BEGIN
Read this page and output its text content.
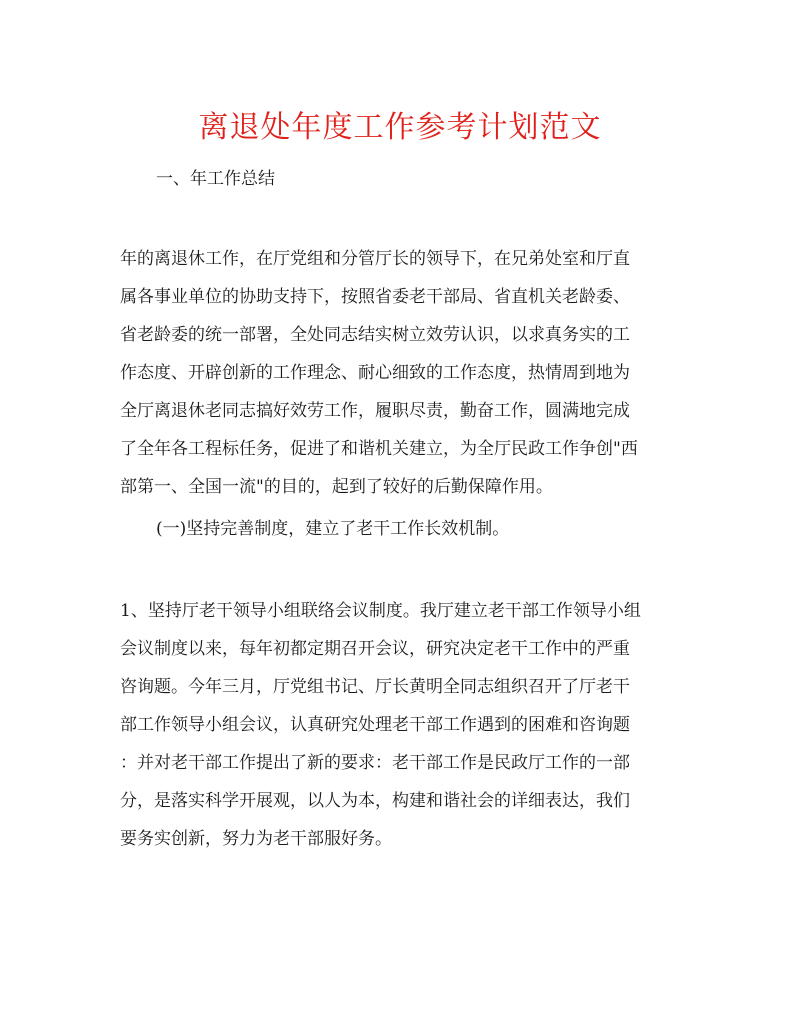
离退处年度工作参考计划范文

一、年工作总结

年的离退休工作，在厅党组和分管厅长的领导下，在兄弟处室和厅直

属各事业单位的协助支持下，按照省委老干部局、省直机关老龄委、

省老龄委的统一部署，全处同志结实树立效劳认识，以求真务实的工

作态度、开辟创新的工作理念、耐心细致的工作态度，热情周到地为

全厅离退休老同志搞好效劳工作，履职尽责，勤奋工作，圆满地完成

了全年各工程标任务，促进了和谐机关建立，为全厅民政工作争创"西

部第一、全国一流"的目的，起到了较好的后勤保障作用。

(一)坚持完善制度，建立了老干工作长效机制。

1、坚持厅老干领导小组联络会议制度。我厅建立老干部工作领导小组

会议制度以来，每年初都定期召开会议，研究决定老干工作中的严重

咨询题。今年三月，厅党组书记、厅长黄明全同志组织召开了厅老干

部工作领导小组会议，认真研究处理老干部工作遇到的困难和咨询题

：并对老干部工作提出了新的要求：老干部工作是民政厅工作的一部

分，是落实科学开展观，以人为本，构建和谐社会的详细表达，我们

要务实创新，努力为老干部服好务。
END
WHAT TO PRODUCE
Quote the records above exactly, leaving out any pictures.

ANSWER TO THIS EXERCISE
Read this page and output its text content.
离退处年度工作参考计划范文

一、年工作总结

年的离退休工作，在厅党组和分管厅长的领导下，在兄弟处室和厅直

属各事业单位的协助支持下，按照省委老干部局、省直机关老龄委、

省老龄委的统一部署，全处同志结实树立效劳认识，以求真务实的工

作态度、开辟创新的工作理念、耐心细致的工作态度，热情周到地为

全厅离退休老同志搞好效劳工作，履职尽责，勤奋工作，圆满地完成

了全年各工程标任务，促进了和谐机关建立，为全厅民政工作争创"西

部第一、全国一流"的目的，起到了较好的后勤保障作用。

(一)坚持完善制度，建立了老干工作长效机制。

1、坚持厅老干领导小组联络会议制度。我厅建立老干部工作领导小组

会议制度以来，每年初都定期召开会议，研究决定老干工作中的严重

咨询题。今年三月，厅党组书记、厅长黄明全同志组织召开了厅老干

部工作领导小组会议，认真研究处理老干部工作遇到的困难和咨询题

：并对老干部工作提出了新的要求：老干部工作是民政厅工作的一部

分，是落实科学开展观，以人为本，构建和谐社会的详细表达，我们

要务实创新，努力为老干部服好务。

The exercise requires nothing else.